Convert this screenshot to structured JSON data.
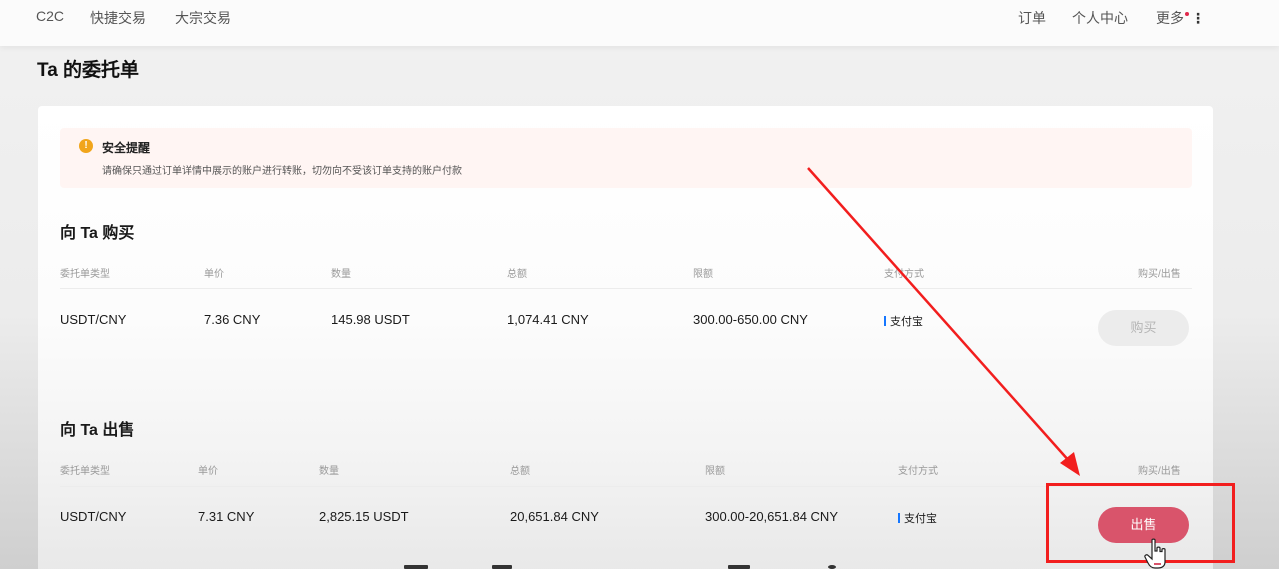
{
  "nav": {
    "left": [
      "C2C",
      "快捷交易",
      "大宗交易"
    ],
    "right": {
      "orders": "订单",
      "profile": "个人中心",
      "more": "更多"
    }
  },
  "page": {
    "title": "Ta 的委托单"
  },
  "alert": {
    "title": "安全提醒",
    "text": "请确保只通过订单详情中展示的账户进行转账，切勿向不受该订单支持的账户付款"
  },
  "buy_section": {
    "title": "向 Ta 购买",
    "headers": [
      "委托单类型",
      "单价",
      "数量",
      "总额",
      "限额",
      "支付方式",
      "购买/出售"
    ],
    "row": {
      "pair": "USDT/CNY",
      "price": "7.36 CNY",
      "quantity": "145.98 USDT",
      "total": "1,074.41 CNY",
      "limit": "300.00-650.00 CNY",
      "payment": "支付宝"
    },
    "button": "购买"
  },
  "sell_section": {
    "title": "向 Ta 出售",
    "headers": [
      "委托单类型",
      "单价",
      "数量",
      "总额",
      "限额",
      "支付方式",
      "购买/出售"
    ],
    "row": {
      "pair": "USDT/CNY",
      "price": "7.31 CNY",
      "quantity": "2,825.15 USDT",
      "total": "20,651.84 CNY",
      "limit": "300.00-20,651.84 CNY",
      "payment": "支付宝"
    },
    "button": "出售"
  },
  "colors": {
    "sell_button": "#d9546b",
    "annotation": "#f21e1e",
    "alipay": "#1677ff",
    "warning": "#f1a51b"
  },
  "icons": {
    "warning": "warning-icon",
    "more": "kebab-menu-icon",
    "cursor": "hand-pointer-icon"
  }
}
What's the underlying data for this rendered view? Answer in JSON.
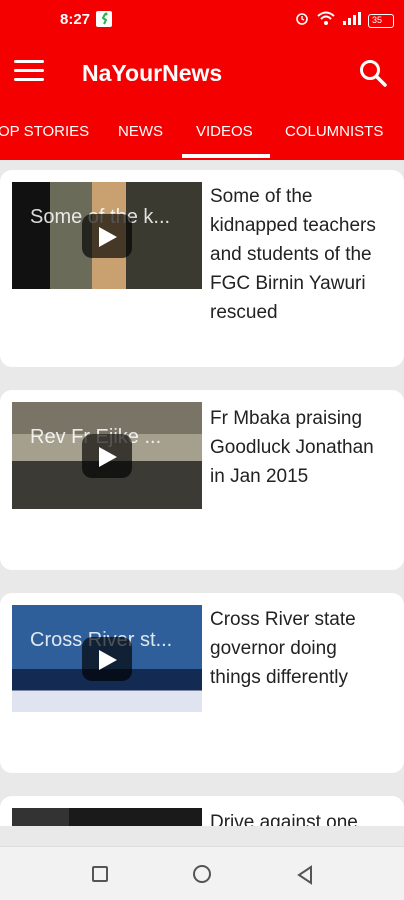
{
  "status_bar": {
    "time": "8:27",
    "battery": "35"
  },
  "app": {
    "title": "NaYourNews"
  },
  "tabs": [
    {
      "label": "OP STORIES"
    },
    {
      "label": "NEWS"
    },
    {
      "label": "VIDEOS",
      "active": true
    },
    {
      "label": "COLUMNISTS"
    }
  ],
  "videos": [
    {
      "thumb_overlay": "Some of the k...",
      "title": "Some of the kidnapped teachers and students of the FGC Birnin Yawuri rescued"
    },
    {
      "thumb_overlay": "Rev Fr Ejike ...",
      "title": "Fr Mbaka praising Goodluck Jonathan in Jan 2015"
    },
    {
      "thumb_overlay": "Cross River st...",
      "title": "Cross River state governor doing things differently"
    },
    {
      "thumb_overlay": "",
      "title": "Drive against one"
    }
  ],
  "colors": {
    "brand_red": "#f40000",
    "background": "#e9e9e9"
  }
}
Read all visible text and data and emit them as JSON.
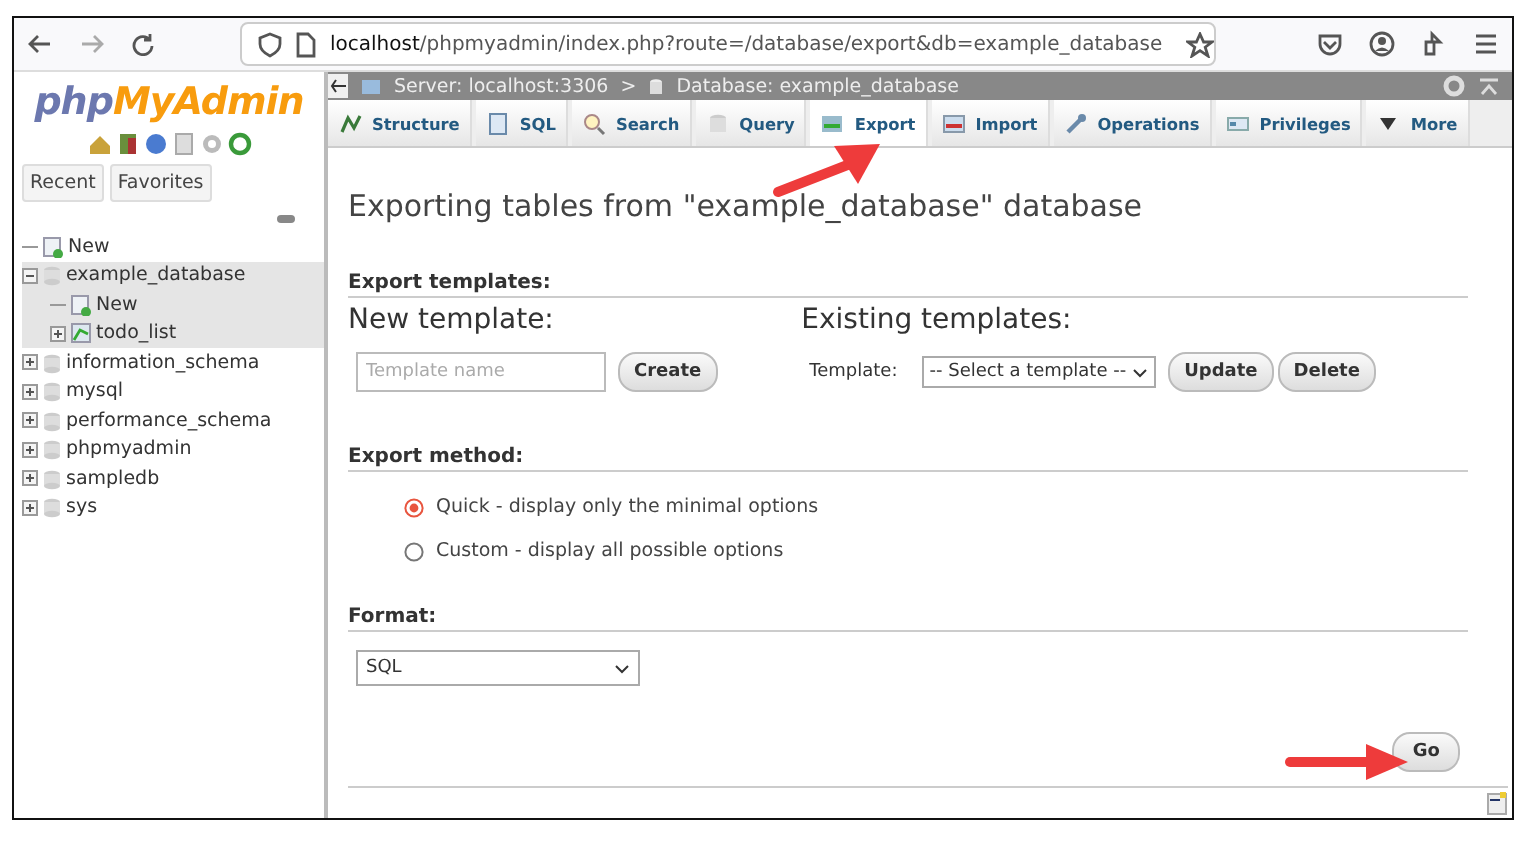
{
  "browser": {
    "url_host": "localhost",
    "url_path": "/phpmyadmin/index.php?route=/database/export&db=example_database"
  },
  "sidebar": {
    "logo_part1": "php",
    "logo_part2": "MyAdmin",
    "tabs": [
      {
        "label": "Recent"
      },
      {
        "label": "Favorites"
      }
    ],
    "tree": [
      {
        "label": "New",
        "kind": "new"
      },
      {
        "label": "example_database",
        "kind": "db",
        "expanded": true,
        "selected": true,
        "children": [
          {
            "label": "New",
            "kind": "new"
          },
          {
            "label": "todo_list",
            "kind": "table",
            "expanded": false,
            "selected": false
          }
        ]
      },
      {
        "label": "information_schema",
        "kind": "db",
        "expanded": false,
        "selected": false
      },
      {
        "label": "mysql",
        "kind": "db",
        "expanded": false,
        "selected": false
      },
      {
        "label": "performance_schema",
        "kind": "db",
        "expanded": false,
        "selected": false
      },
      {
        "label": "phpmyadmin",
        "kind": "db",
        "expanded": false,
        "selected": false
      },
      {
        "label": "sampledb",
        "kind": "db",
        "expanded": false,
        "selected": false
      },
      {
        "label": "sys",
        "kind": "db",
        "expanded": false,
        "selected": false
      }
    ]
  },
  "breadcrumb": {
    "items": [
      {
        "label": "Server: localhost:3306",
        "kind": "server"
      },
      {
        "label": "Database: example_database",
        "kind": "db"
      }
    ],
    "separator": ">"
  },
  "tabs": [
    {
      "label": "Structure",
      "kind": "structure",
      "selected": false
    },
    {
      "label": "SQL",
      "kind": "sql",
      "selected": false
    },
    {
      "label": "Search",
      "kind": "search",
      "selected": false
    },
    {
      "label": "Query",
      "kind": "query",
      "selected": false
    },
    {
      "label": "Export",
      "kind": "export",
      "selected": true
    },
    {
      "label": "Import",
      "kind": "import",
      "selected": false
    },
    {
      "label": "Operations",
      "kind": "operations",
      "selected": false
    },
    {
      "label": "Privileges",
      "kind": "privileges",
      "selected": false
    },
    {
      "label": "More",
      "kind": "more",
      "selected": false
    }
  ],
  "heading": "Exporting tables from \"example_database\" database",
  "templates": {
    "title": "Export templates:",
    "new_title": "New template:",
    "name_placeholder": "Template name",
    "create": "Create",
    "existing_title": "Existing templates:",
    "template_label": "Template:",
    "template_select": "-- Select a template --",
    "update": "Update",
    "delete": "Delete"
  },
  "method": {
    "title": "Export method:",
    "options": [
      {
        "label": "Quick - display only the minimal options",
        "selected": true
      },
      {
        "label": "Custom - display all possible options",
        "selected": false
      }
    ]
  },
  "format": {
    "title": "Format:",
    "value": "SQL"
  },
  "go": "Go"
}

- - - - - - -

▶ [Exercise details]
Reproduce each line of the records exactly, and omit every picture.

▶ [Exercise response]
Convert this screenshot to structured JSON data.
{
  "nav": {
    "left": [
      "C2C",
      "快捷交易",
      "大宗交易"
    ],
    "right": {
      "orders": "订单",
      "profile": "个人中心",
      "more": "更多"
    }
  },
  "page": {
    "title": "Ta 的委托单"
  },
  "alert": {
    "title": "安全提醒",
    "text": "请确保只通过订单详情中展示的账户进行转账，切勿向不受该订单支持的账户付款"
  },
  "buy_section": {
    "title": "向 Ta 购买",
    "headers": [
      "委托单类型",
      "单价",
      "数量",
      "总额",
      "限额",
      "支付方式",
      "购买/出售"
    ],
    "row": {
      "pair": "USDT/CNY",
      "price": "7.36 CNY",
      "quantity": "145.98 USDT",
      "total": "1,074.41 CNY",
      "limit": "300.00-650.00 CNY",
      "payment": "支付宝"
    },
    "button": "购买"
  },
  "sell_section": {
    "title": "向 Ta 出售",
    "headers": [
      "委托单类型",
      "单价",
      "数量",
      "总额",
      "限额",
      "支付方式",
      "购买/出售"
    ],
    "row": {
      "pair": "USDT/CNY",
      "price": "7.31 CNY",
      "quantity": "2,825.15 USDT",
      "total": "20,651.84 CNY",
      "limit": "300.00-20,651.84 CNY",
      "payment": "支付宝"
    },
    "button": "出售"
  },
  "colors": {
    "sell_button": "#d9546b",
    "annotation": "#f21e1e",
    "alipay": "#1677ff",
    "warning": "#f1a51b"
  },
  "icons": {
    "warning": "warning-icon",
    "more": "kebab-menu-icon",
    "cursor": "hand-pointer-icon"
  }
}
What's the underlying data for this rendered view? Answer in JSON.
{
  "status_bar": {
    "time": "8:27",
    "battery": "35"
  },
  "app": {
    "title": "NaYourNews"
  },
  "tabs": [
    {
      "label": "OP STORIES"
    },
    {
      "label": "NEWS"
    },
    {
      "label": "VIDEOS",
      "active": true
    },
    {
      "label": "COLUMNISTS"
    }
  ],
  "videos": [
    {
      "thumb_overlay": "Some of the k...",
      "title": "Some of the kidnapped teachers and students of the FGC Birnin Yawuri rescued"
    },
    {
      "thumb_overlay": "Rev Fr Ejike ...",
      "title": "Fr Mbaka praising Goodluck Jonathan in Jan 2015"
    },
    {
      "thumb_overlay": "Cross River st...",
      "title": "Cross River state governor doing things differently"
    },
    {
      "thumb_overlay": "",
      "title": "Drive against one"
    }
  ],
  "colors": {
    "brand_red": "#f40000",
    "background": "#e9e9e9"
  }
}
Read all visible text and data and emit them as JSON.
{
  "browser": {
    "url_host": "localhost",
    "url_path": "/phpmyadmin/index.php?route=/database/export&db=example_database"
  },
  "sidebar": {
    "logo_part1": "php",
    "logo_part2": "MyAdmin",
    "tabs": [
      {
        "label": "Recent"
      },
      {
        "label": "Favorites"
      }
    ],
    "tree": [
      {
        "label": "New",
        "kind": "new"
      },
      {
        "label": "example_database",
        "kind": "db",
        "expanded": true,
        "selected": true,
        "children": [
          {
            "label": "New",
            "kind": "new"
          },
          {
            "label": "todo_list",
            "kind": "table",
            "expanded": false,
            "selected": false
          }
        ]
      },
      {
        "label": "information_schema",
        "kind": "db",
        "expanded": false,
        "selected": false
      },
      {
        "label": "mysql",
        "kind": "db",
        "expanded": false,
        "selected": false
      },
      {
        "label": "performance_schema",
        "kind": "db",
        "expanded": false,
        "selected": false
      },
      {
        "label": "phpmyadmin",
        "kind": "db",
        "expanded": false,
        "selected": false
      },
      {
        "label": "sampledb",
        "kind": "db",
        "expanded": false,
        "selected": false
      },
      {
        "label": "sys",
        "kind": "db",
        "expanded": false,
        "selected": false
      }
    ]
  },
  "breadcrumb": {
    "items": [
      {
        "label": "Server: localhost:3306",
        "kind": "server"
      },
      {
        "label": "Database: example_database",
        "kind": "db"
      }
    ],
    "separator": ">"
  },
  "tabs": [
    {
      "label": "Structure",
      "kind": "structure",
      "selected": false
    },
    {
      "label": "SQL",
      "kind": "sql",
      "selected": false
    },
    {
      "label": "Search",
      "kind": "search",
      "selected": false
    },
    {
      "label": "Query",
      "kind": "query",
      "selected": false
    },
    {
      "label": "Export",
      "kind": "export",
      "selected": true
    },
    {
      "label": "Import",
      "kind": "import",
      "selected": false
    },
    {
      "label": "Operations",
      "kind": "operations",
      "selected": false
    },
    {
      "label": "Privileges",
      "kind": "privileges",
      "selected": false
    },
    {
      "label": "More",
      "kind": "more",
      "selected": false
    }
  ],
  "heading": "Exporting tables from \"example_database\" database",
  "templates": {
    "title": "Export templates:",
    "new_title": "New template:",
    "name_placeholder": "Template name",
    "create": "Create",
    "existing_title": "Existing templates:",
    "template_label": "Template:",
    "template_select": "-- Select a template --",
    "update": "Update",
    "delete": "Delete"
  },
  "method": {
    "title": "Export method:",
    "options": [
      {
        "label": "Quick - display only the minimal options",
        "selected": true
      },
      {
        "label": "Custom - display all possible options",
        "selected": false
      }
    ]
  },
  "format": {
    "title": "Format:",
    "value": "SQL"
  },
  "go": "Go"
}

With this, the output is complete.